> **What the exercise asks**:
Scan the listing and work out how many lines contain the word "órán". Nothing but the number should be given.

> **Collected data**:
▼▼▼

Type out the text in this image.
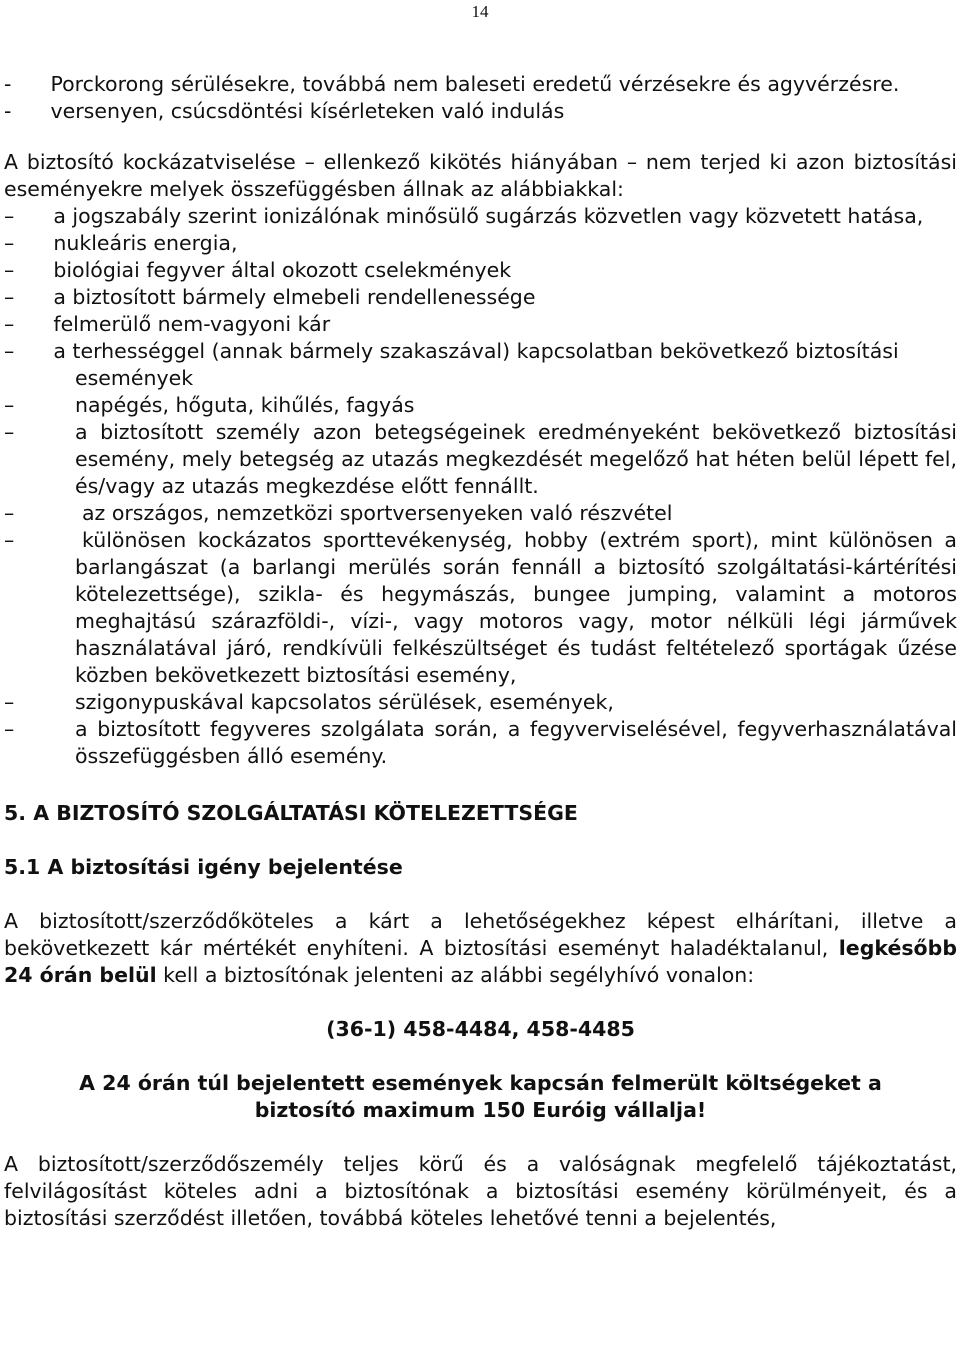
14

-      Porckorong sérülésekre, továbbá nem baleseti eredetű vérzésekre és agyvérzésre.

-      versenyen, csúcsdöntési kísérleteken való indulás

A biztosító kockázatviselése – ellenkező kikötés hiányában – nem terjed ki azon biztosítási eseményekre melyek összefüggésben állnak az alábbiakkal:

–      a jogszabály szerint ionizálónak minősülő sugárzás közvetlen vagy közvetett hatása,

–      nukleáris energia,

–      biológiai fegyver által okozott cselekmények

–      a biztosított bármely elmebeli rendellenessége

–      felmerülő nem-vagyoni kár

–      a terhességgel (annak bármely szakaszával) kapcsolatban bekövetkező biztosítási

események

–	napégés, hőguta, kihűlés, fagyás
–	a biztosított személy azon betegségeinek eredményeként bekövetkező biztosítási esemény, mely betegség az utazás megkezdését megelőző hat héten belül lépett fel, és/vagy az utazás megkezdése előtt fennállt.
–	az országos, nemzetközi sportversenyeken való részvétel
–	különösen kockázatos sporttevékenység, hobby (extrém sport), mint különösen a barlangászat (a barlangi merülés során fennáll a biztosító szolgáltatási-kártérítési kötelezettsége), szikla- és hegymászás, bungee jumping, valamint a motoros meghajtású szárazföldi-, vízi-, vagy motoros vagy, motor nélküli légi járművek használatával járó, rendkívüli felkészültséget és tudást feltételező sportágak űzése közben bekövetkezett biztosítási esemény,
–	szigonypuskával kapcsolatos sérülések, események,
–	a biztosított fegyveres szolgálata során, a fegyverviselésével, fegyverhasználatával összefüggésben álló esemény.

5. A BIZTOSÍTÓ SZOLGÁLTATÁSI KÖTELEZETTSÉGE

5.1 A biztosítási igény bejelentése

A biztosított/szerződőköteles a kárt a lehetőségekhez képest elhárítani, illetve a bekövetkezett kár mértékét enyhíteni. A biztosítási eseményt haladéktalanul, legkésőbb 24 órán belül kell a biztosítónak jelenteni az alábbi segélyhívó vonalon:

(36-1) 458-4484, 458-4485

A 24 órán túl bejelentett események kapcsán felmerült költségeket a biztosító maximum 150 Euróig vállalja!

A biztosított/szerződőszemély teljes körű és a valóságnak megfelelő tájékoztatást, felvilágosítást köteles adni a biztosítónak a biztosítási esemény körülményeit, és a biztosítási szerződést illetően, továbbá köteles lehetővé tenni a bejelentés,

▲▲▲

> **Solution to this exercise**:
2